** Begin Provided entries **
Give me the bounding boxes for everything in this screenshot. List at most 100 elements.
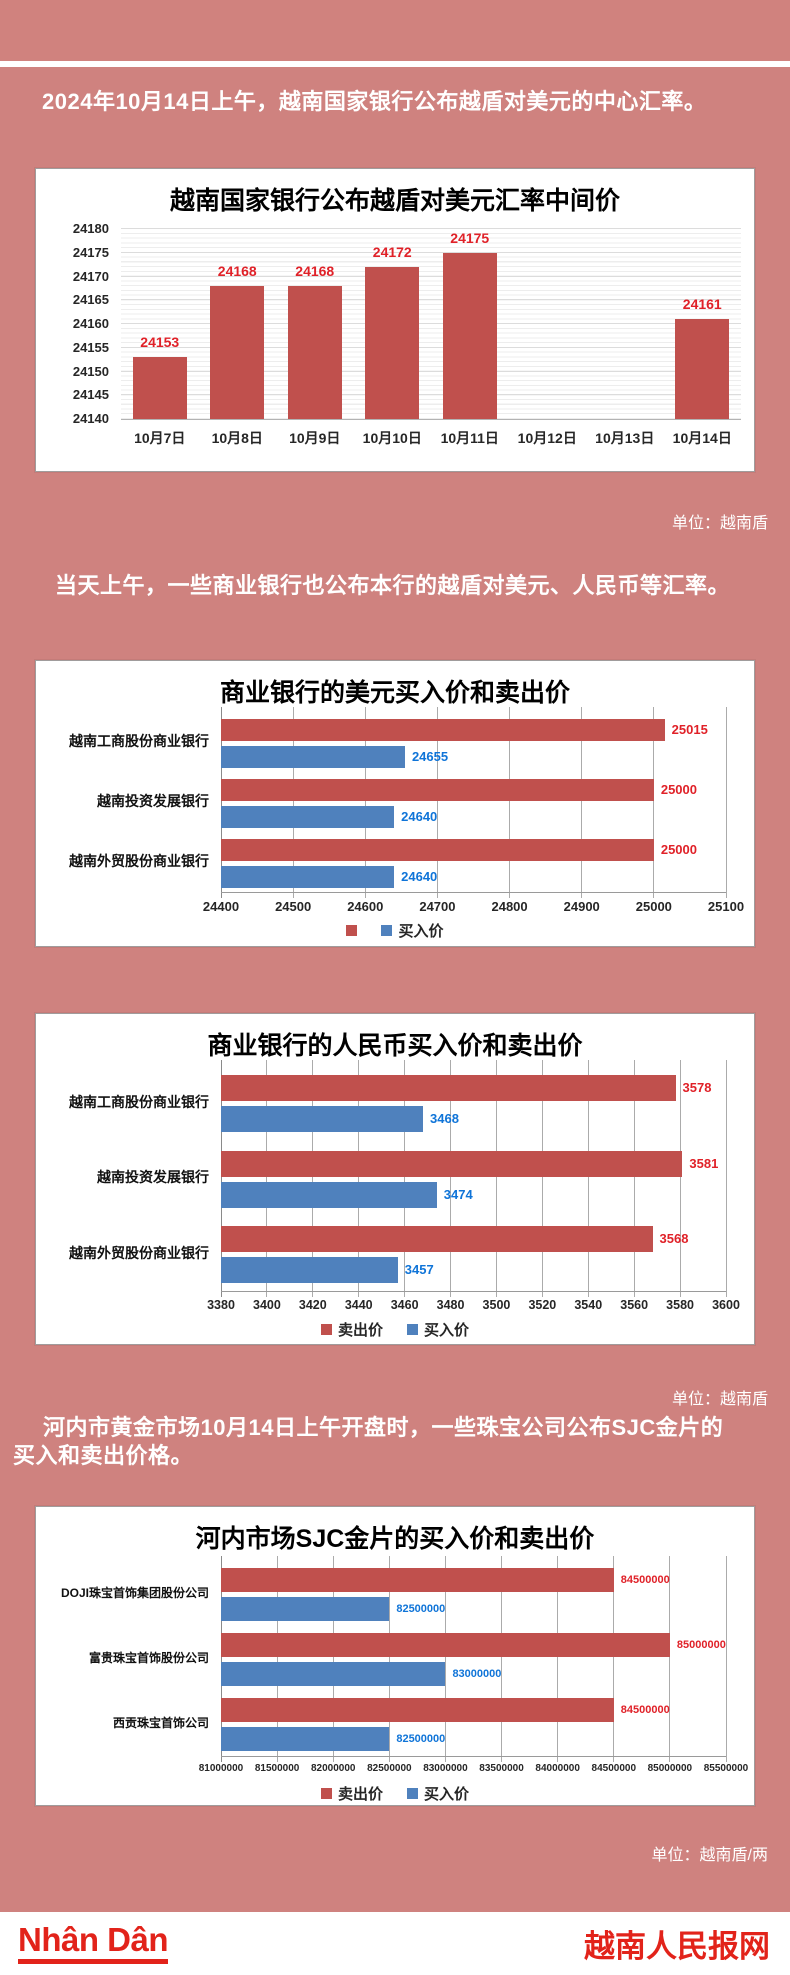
gridline-vertical xyxy=(613,1556,615,1762)
tick-label: 81500000 xyxy=(254,1763,300,1774)
legend: 卖出价 买入价 xyxy=(36,1783,754,1804)
plot-area: 25015 24655 25000 24640 25000 24640 xyxy=(220,707,727,898)
bar-sell xyxy=(221,1568,614,1592)
tick-label: 24900 xyxy=(563,899,600,914)
y-axis-label: 24145 xyxy=(72,387,109,403)
gridline-vertical xyxy=(541,1060,543,1297)
site-name: 越南人民报网 xyxy=(584,1929,770,1964)
tick-label: 3460 xyxy=(390,1298,419,1312)
gridline-vertical xyxy=(679,1060,681,1297)
tick-label: 82500000 xyxy=(367,1763,412,1774)
x-axis-label: 10月12日 xyxy=(517,430,577,446)
chart-canvas-central-rate: 24153 24168 24168 24172 24175 24161 24140 24145… xyxy=(36,169,754,471)
tick-label: 3580 xyxy=(666,1298,694,1312)
gridline-vertical xyxy=(220,707,222,898)
gridline-vertical xyxy=(444,1556,446,1762)
y-axis-label: 24160 xyxy=(72,316,109,331)
legend-item-buy: 买入价 xyxy=(407,1319,469,1340)
legend-swatch-buy xyxy=(407,1788,418,1799)
legend-item-sell: 卖出价 xyxy=(320,1783,383,1804)
value-label-sell: 3568 xyxy=(659,1230,689,1246)
bar-value-label: 24168 xyxy=(295,263,335,279)
gridline-vertical xyxy=(725,1060,727,1297)
gridline-vertical xyxy=(501,1556,503,1762)
gridline-horizontal xyxy=(121,370,741,372)
legend-swatch-buy xyxy=(407,1324,418,1335)
x-axis-label: 10月9日 xyxy=(289,430,341,446)
tick-label: 84000000 xyxy=(535,1763,580,1774)
intro-text-gold: 河内市黄金市场10月14日上午开盘时，一些珠宝公司公布SJC金片的 买入和卖出价… xyxy=(13,1414,775,1470)
category-label: 越南投资发展银行 xyxy=(97,793,209,810)
bar-buy xyxy=(221,1662,446,1686)
y-axis-label: 24155 xyxy=(72,339,109,355)
bar-sell xyxy=(221,1698,614,1722)
tick-label: 3420 xyxy=(298,1298,327,1312)
axis-baseline xyxy=(221,1756,726,1757)
gridline-vertical xyxy=(669,1556,671,1762)
category-label: 越南外贸股份商业银行 xyxy=(69,853,209,870)
value-label-sell: 3578 xyxy=(682,1080,712,1096)
gridline-horizontal xyxy=(121,346,741,348)
gridline-vertical xyxy=(404,1060,406,1297)
bar-value-label: 24161 xyxy=(682,296,722,313)
intro-text-central-rate: 2024年10月14日上午，越南国家银行公布越盾对美元的中心汇率。 xyxy=(42,89,707,114)
gridline-vertical xyxy=(332,1556,334,1762)
bar-value-label: 24168 xyxy=(217,263,257,279)
value-label-sell: 25000 xyxy=(660,841,697,857)
axis-baseline xyxy=(221,1291,726,1292)
legend-label-buy: 买入价 xyxy=(424,1786,470,1803)
footer: Nhân Dân 越南人民报网 xyxy=(0,1912,790,1975)
gridline-vertical xyxy=(581,707,583,898)
value-label-buy: 3457 xyxy=(404,1261,434,1277)
tick-label: 83500000 xyxy=(479,1763,524,1774)
chart-title-cny: 商业银行的人民币买入价和卖出价 xyxy=(207,1032,583,1060)
bar-value-label: 24172 xyxy=(372,244,412,260)
x-axis-label: 10月10日 xyxy=(362,430,422,446)
nhandan-logo[interactable]: Nhân Dân xyxy=(18,1923,169,1964)
gridline-vertical xyxy=(266,1060,268,1297)
gridline-vertical xyxy=(587,1060,589,1297)
y-axis-label: 24170 xyxy=(72,268,109,284)
gridline-horizontal xyxy=(121,299,741,301)
bar-central-rate xyxy=(442,252,497,419)
unit-label-2: 单位：越南盾 xyxy=(671,1391,768,1408)
legend-item-buy: 买入价 xyxy=(381,920,444,941)
chart-title-gold: 河内市场SJC金片的买入价和卖出价 xyxy=(195,1525,595,1553)
category-label: 富贵珠宝首饰股份公司 xyxy=(88,1651,209,1666)
bar-buy xyxy=(221,1727,390,1751)
unit-label-3: 单位：越南盾/两 xyxy=(651,1847,768,1864)
bar-sell xyxy=(221,778,654,801)
tick-label: 3520 xyxy=(528,1298,557,1312)
gridline-vertical xyxy=(633,1060,635,1297)
category-label: 越南工商股份商业银行 xyxy=(69,1093,209,1110)
gridline-vertical xyxy=(436,707,438,898)
tick-label: 81000000 xyxy=(198,1763,244,1774)
chart-panel-cny: 商业银行的人民币买入价和卖出价 3578 3468 3581 3474 3568 3457… xyxy=(35,1013,755,1345)
value-label-sell: 85000000 xyxy=(676,1639,726,1651)
gridline-vertical xyxy=(557,1556,559,1762)
y-axis-label: 24150 xyxy=(72,363,109,379)
y-axis-label: 24175 xyxy=(72,244,109,260)
value-label-buy: 3474 xyxy=(443,1186,473,1202)
tick-label: 3600 xyxy=(712,1298,740,1312)
gridline-vertical xyxy=(388,1556,390,1762)
chart-canvas-gold: 84500000 82500000 85000000 83000000 84500000… xyxy=(36,1507,754,1805)
tick-label: 3500 xyxy=(482,1298,511,1312)
legend-swatch-sell xyxy=(346,925,358,936)
bar-sell xyxy=(221,1225,653,1252)
tick-label: 85500000 xyxy=(703,1763,749,1774)
gridline-vertical xyxy=(364,707,366,898)
intro-gold-line2: 买入和卖出价格。 xyxy=(13,1443,194,1468)
x-axis-label: 10月11日 xyxy=(440,430,499,446)
bar-value-label: 24175 xyxy=(450,229,490,246)
unit-label-1: 单位：越南盾 xyxy=(671,515,768,532)
bar-buy xyxy=(221,865,395,888)
tick-label: 3540 xyxy=(574,1298,603,1312)
chart-panel-central-rate: 越南国家银行公布越盾对美元汇率中间价 24153 24168 24168 24172 2… xyxy=(35,168,755,472)
value-label-buy: 3468 xyxy=(430,1111,459,1127)
value-label-sell: 25015 xyxy=(671,721,708,737)
plot-area: 84500000 82500000 85000000 83000000 84500000… xyxy=(220,1556,727,1762)
bar-buy xyxy=(221,1181,437,1208)
value-label-buy: 24640 xyxy=(401,808,438,824)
** End Provided entries **
Task description:
Please report each line above that contains the string "horizontal", copying every such line in full. Case counts.

Task output:
gridline-horizontal xyxy=(121,370,741,372)
gridline-horizontal xyxy=(121,346,741,348)
gridline-horizontal xyxy=(121,299,741,301)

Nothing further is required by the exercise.